Wherever a line in the data below holds "xlabel", copy that line.

===== EXCERPTED RECORDS

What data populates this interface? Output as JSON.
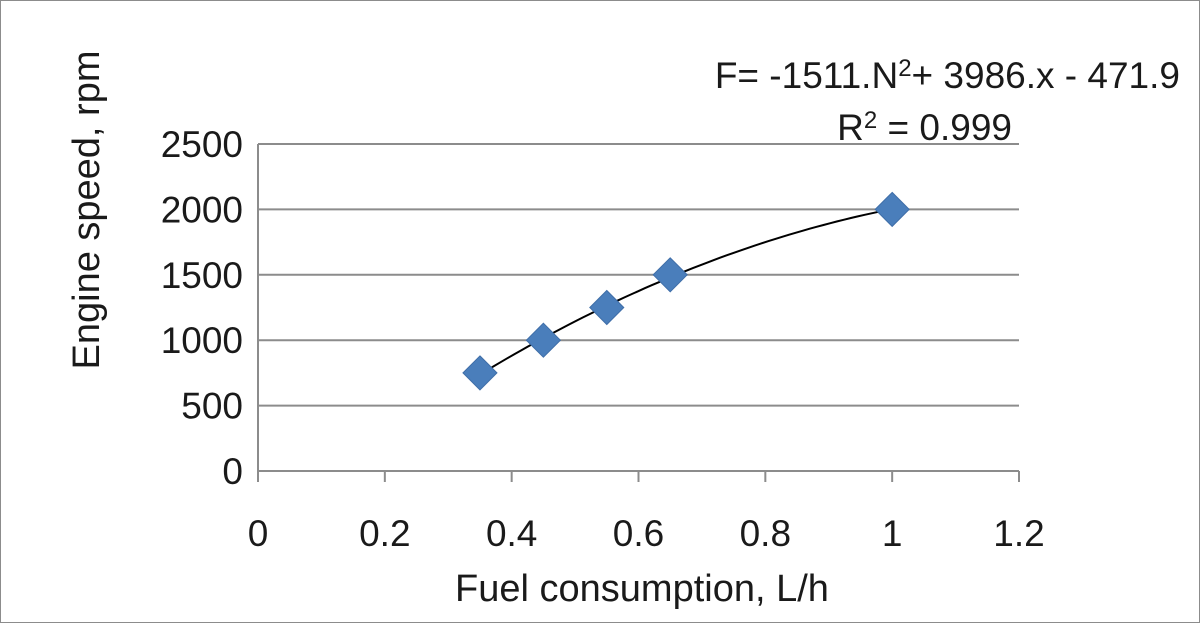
{
  "chart_data": {
    "type": "scatter",
    "xlabel": "Fuel consumption, L/h",
    "ylabel": "Engine speed, rpm",
    "xlim": [
      0,
      1.2
    ],
    "ylim": [
      0,
      2500
    ],
    "x_ticks": [
      "0",
      "0.2",
      "0.4",
      "0.6",
      "0.8",
      "1",
      "1.2"
    ],
    "y_ticks": [
      "0",
      "500",
      "1000",
      "1500",
      "2000",
      "2500"
    ],
    "grid": "horizontal",
    "series": [
      {
        "marker": "diamond",
        "color": "#4a7ebb",
        "points": [
          {
            "x": 0.35,
            "y": 750
          },
          {
            "x": 0.45,
            "y": 1000
          },
          {
            "x": 0.55,
            "y": 1250
          },
          {
            "x": 0.65,
            "y": 1500
          },
          {
            "x": 1.0,
            "y": 2000
          }
        ]
      }
    ],
    "trendline": {
      "type": "polynomial",
      "order": 2,
      "coefficients": [
        -1511,
        3986,
        -471.9
      ],
      "x_range": [
        0.35,
        1.0
      ],
      "color": "#000000"
    },
    "annotations": {
      "equation_prefix": "F= -1511.N",
      "equation_sup": "2",
      "equation_suffix": "+ 3986.x - 471.9",
      "r2_prefix": "R",
      "r2_sup": "2",
      "r2_suffix": " = 0.999"
    }
  }
}
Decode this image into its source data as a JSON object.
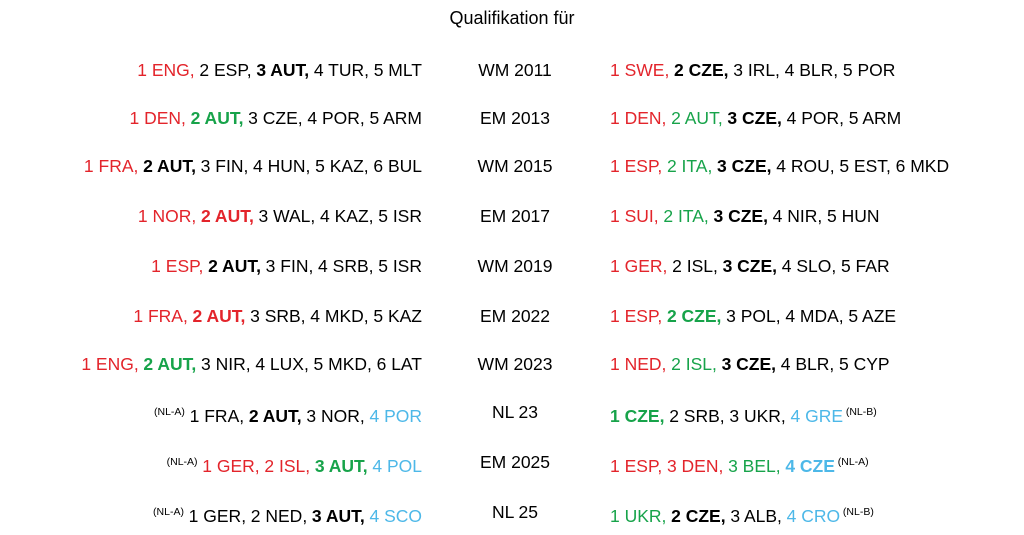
{
  "header": {
    "title": "Qualifikation für"
  },
  "table": {
    "rows": [
      {
        "left": [
          {
            "text": "1 ENG,",
            "color": "red"
          },
          {
            "text": "2 ESP,"
          },
          {
            "text": "3 AUT,",
            "bold": true
          },
          {
            "text": "4 TUR,"
          },
          {
            "text": "5 MLT"
          }
        ],
        "event": "WM 2011",
        "right": [
          {
            "text": "1 SWE,",
            "color": "red"
          },
          {
            "text": "2 CZE,",
            "bold": true
          },
          {
            "text": "3 IRL,"
          },
          {
            "text": "4 BLR,"
          },
          {
            "text": "5 POR"
          }
        ]
      },
      {
        "left": [
          {
            "text": "1 DEN,",
            "color": "red"
          },
          {
            "text": "2 AUT,",
            "color": "green",
            "bold": true
          },
          {
            "text": "3 CZE,"
          },
          {
            "text": "4 POR,"
          },
          {
            "text": "5 ARM"
          }
        ],
        "event": "EM 2013",
        "right": [
          {
            "text": "1 DEN,",
            "color": "red"
          },
          {
            "text": "2 AUT,",
            "color": "green"
          },
          {
            "text": "3 CZE,",
            "bold": true
          },
          {
            "text": "4 POR,"
          },
          {
            "text": "5 ARM"
          }
        ]
      },
      {
        "left": [
          {
            "text": "1 FRA,",
            "color": "red"
          },
          {
            "text": "2 AUT,",
            "bold": true
          },
          {
            "text": "3 FIN,"
          },
          {
            "text": "4 HUN,"
          },
          {
            "text": "5 KAZ,"
          },
          {
            "text": "6 BUL"
          }
        ],
        "event": "WM 2015",
        "right": [
          {
            "text": "1 ESP,",
            "color": "red"
          },
          {
            "text": "2 ITA,",
            "color": "green"
          },
          {
            "text": "3 CZE,",
            "bold": true
          },
          {
            "text": "4 ROU,"
          },
          {
            "text": "5 EST,"
          },
          {
            "text": "6 MKD"
          }
        ]
      },
      {
        "left": [
          {
            "text": "1 NOR,",
            "color": "red"
          },
          {
            "text": "2 AUT,",
            "color": "red",
            "bold": true
          },
          {
            "text": "3 WAL,"
          },
          {
            "text": "4 KAZ,"
          },
          {
            "text": "5 ISR"
          }
        ],
        "event": "EM 2017",
        "right": [
          {
            "text": "1 SUI,",
            "color": "red"
          },
          {
            "text": "2 ITA,",
            "color": "green"
          },
          {
            "text": "3 CZE,",
            "bold": true
          },
          {
            "text": "4 NIR,"
          },
          {
            "text": "5 HUN"
          }
        ]
      },
      {
        "left": [
          {
            "text": "1 ESP,",
            "color": "red"
          },
          {
            "text": "2 AUT,",
            "bold": true
          },
          {
            "text": "3 FIN,"
          },
          {
            "text": "4 SRB,"
          },
          {
            "text": "5 ISR"
          }
        ],
        "event": "WM 2019",
        "right": [
          {
            "text": "1 GER,",
            "color": "red"
          },
          {
            "text": "2 ISL,"
          },
          {
            "text": "3 CZE,",
            "bold": true
          },
          {
            "text": "4 SLO,"
          },
          {
            "text": "5 FAR"
          }
        ]
      },
      {
        "left": [
          {
            "text": "1 FRA,",
            "color": "red"
          },
          {
            "text": "2 AUT,",
            "color": "red",
            "bold": true
          },
          {
            "text": "3 SRB,"
          },
          {
            "text": "4 MKD,"
          },
          {
            "text": "5 KAZ"
          }
        ],
        "event": "EM 2022",
        "right": [
          {
            "text": "1 ESP,",
            "color": "red"
          },
          {
            "text": "2 CZE,",
            "color": "green",
            "bold": true
          },
          {
            "text": "3 POL,"
          },
          {
            "text": "4 MDA,"
          },
          {
            "text": "5 AZE"
          }
        ]
      },
      {
        "left": [
          {
            "text": "1 ENG,",
            "color": "red"
          },
          {
            "text": "2 AUT,",
            "color": "green",
            "bold": true
          },
          {
            "text": "3 NIR,"
          },
          {
            "text": "4 LUX,"
          },
          {
            "text": "5 MKD,"
          },
          {
            "text": "6 LAT"
          }
        ],
        "event": "WM 2023",
        "right": [
          {
            "text": "1 NED,",
            "color": "red"
          },
          {
            "text": "2 ISL,",
            "color": "green"
          },
          {
            "text": "3 CZE,",
            "bold": true
          },
          {
            "text": "4 BLR,"
          },
          {
            "text": "5 CYP"
          }
        ]
      },
      {
        "left": [
          {
            "text": "(NL-A)",
            "sup": true
          },
          {
            "text": "1 FRA,"
          },
          {
            "text": "2 AUT,",
            "bold": true
          },
          {
            "text": "3 NOR,"
          },
          {
            "text": "4 POR",
            "color": "blue"
          }
        ],
        "event": "NL 23",
        "right": [
          {
            "text": "1 CZE,",
            "color": "green",
            "bold": true
          },
          {
            "text": "2 SRB,"
          },
          {
            "text": "3 UKR,"
          },
          {
            "text": "4 GRE",
            "color": "blue"
          },
          {
            "text": "(NL-B)",
            "sup": true
          }
        ]
      },
      {
        "left": [
          {
            "text": "(NL-A)",
            "sup": true
          },
          {
            "text": "1 GER,",
            "color": "red"
          },
          {
            "text": "2 ISL,",
            "color": "red"
          },
          {
            "text": "3 AUT,",
            "color": "green",
            "bold": true
          },
          {
            "text": "4 POL",
            "color": "blue"
          }
        ],
        "event": "EM 2025",
        "right": [
          {
            "text": "1 ESP,",
            "color": "red"
          },
          {
            "text": "3 DEN,",
            "color": "red"
          },
          {
            "text": "3 BEL,",
            "color": "green"
          },
          {
            "text": "4 CZE",
            "color": "blue",
            "bold": true
          },
          {
            "text": "(NL-A)",
            "sup": true
          }
        ]
      },
      {
        "left": [
          {
            "text": "(NL-A)",
            "sup": true
          },
          {
            "text": "1 GER,"
          },
          {
            "text": "2 NED,"
          },
          {
            "text": "3 AUT,",
            "bold": true
          },
          {
            "text": "4 SCO",
            "color": "blue"
          }
        ],
        "event": "NL 25",
        "right": [
          {
            "text": "1 UKR,",
            "color": "green"
          },
          {
            "text": "2 CZE,",
            "bold": true
          },
          {
            "text": "3 ALB,"
          },
          {
            "text": "4 CRO",
            "color": "blue"
          },
          {
            "text": "(NL-B)",
            "sup": true
          }
        ]
      }
    ]
  }
}
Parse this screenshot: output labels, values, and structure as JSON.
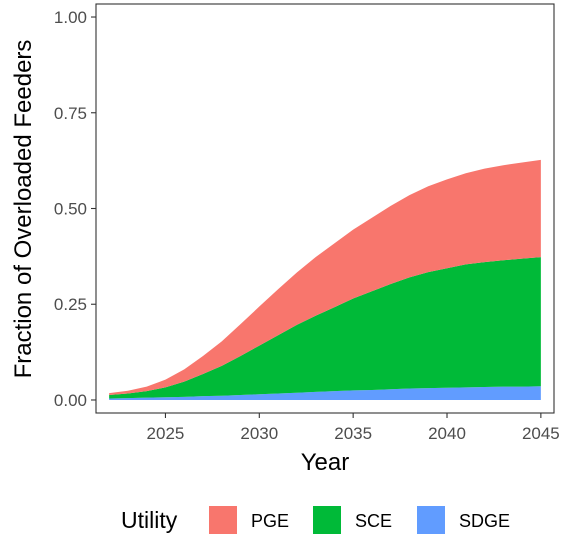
{
  "chart_data": {
    "type": "area",
    "stacked": true,
    "xlabel": "Year",
    "ylabel": "Fraction of Overloaded Feeders",
    "xlim": [
      2021.3,
      2045.7
    ],
    "ylim": [
      -0.034,
      1.034
    ],
    "xticks": [
      2025,
      2030,
      2035,
      2040,
      2045
    ],
    "xtick_labels": [
      "2025",
      "2030",
      "2035",
      "2040",
      "2045"
    ],
    "yticks": [
      0,
      0.25,
      0.5,
      0.75,
      1.0
    ],
    "ytick_labels": [
      "0.00",
      "0.25",
      "0.50",
      "0.75",
      "1.00"
    ],
    "grid": false,
    "legend": {
      "title": "Utility",
      "position": "bottom"
    },
    "x": [
      2022,
      2023,
      2024,
      2025,
      2026,
      2027,
      2028,
      2029,
      2030,
      2031,
      2032,
      2033,
      2034,
      2035,
      2036,
      2037,
      2038,
      2039,
      2040,
      2041,
      2042,
      2043,
      2044,
      2045
    ],
    "series": [
      {
        "name": "PGE",
        "color": "#F8766D",
        "values": [
          0.005,
          0.007,
          0.012,
          0.02,
          0.032,
          0.047,
          0.064,
          0.083,
          0.102,
          0.12,
          0.137,
          0.153,
          0.167,
          0.18,
          0.192,
          0.204,
          0.215,
          0.224,
          0.232,
          0.238,
          0.244,
          0.248,
          0.251,
          0.254
        ]
      },
      {
        "name": "SCE",
        "color": "#00BA38",
        "values": [
          0.009,
          0.012,
          0.017,
          0.026,
          0.04,
          0.058,
          0.078,
          0.102,
          0.127,
          0.152,
          0.177,
          0.199,
          0.219,
          0.24,
          0.258,
          0.275,
          0.29,
          0.303,
          0.312,
          0.321,
          0.326,
          0.33,
          0.334,
          0.337
        ]
      },
      {
        "name": "SDGE",
        "color": "#619CFF",
        "values": [
          0.004,
          0.005,
          0.006,
          0.007,
          0.008,
          0.01,
          0.011,
          0.013,
          0.015,
          0.017,
          0.019,
          0.021,
          0.023,
          0.025,
          0.026,
          0.028,
          0.03,
          0.031,
          0.032,
          0.033,
          0.034,
          0.035,
          0.035,
          0.036
        ]
      }
    ]
  }
}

==========

WRITTEN ANSWER
    "xlabel": "Fuel consumption, L/h",
    "xlabel": "Year",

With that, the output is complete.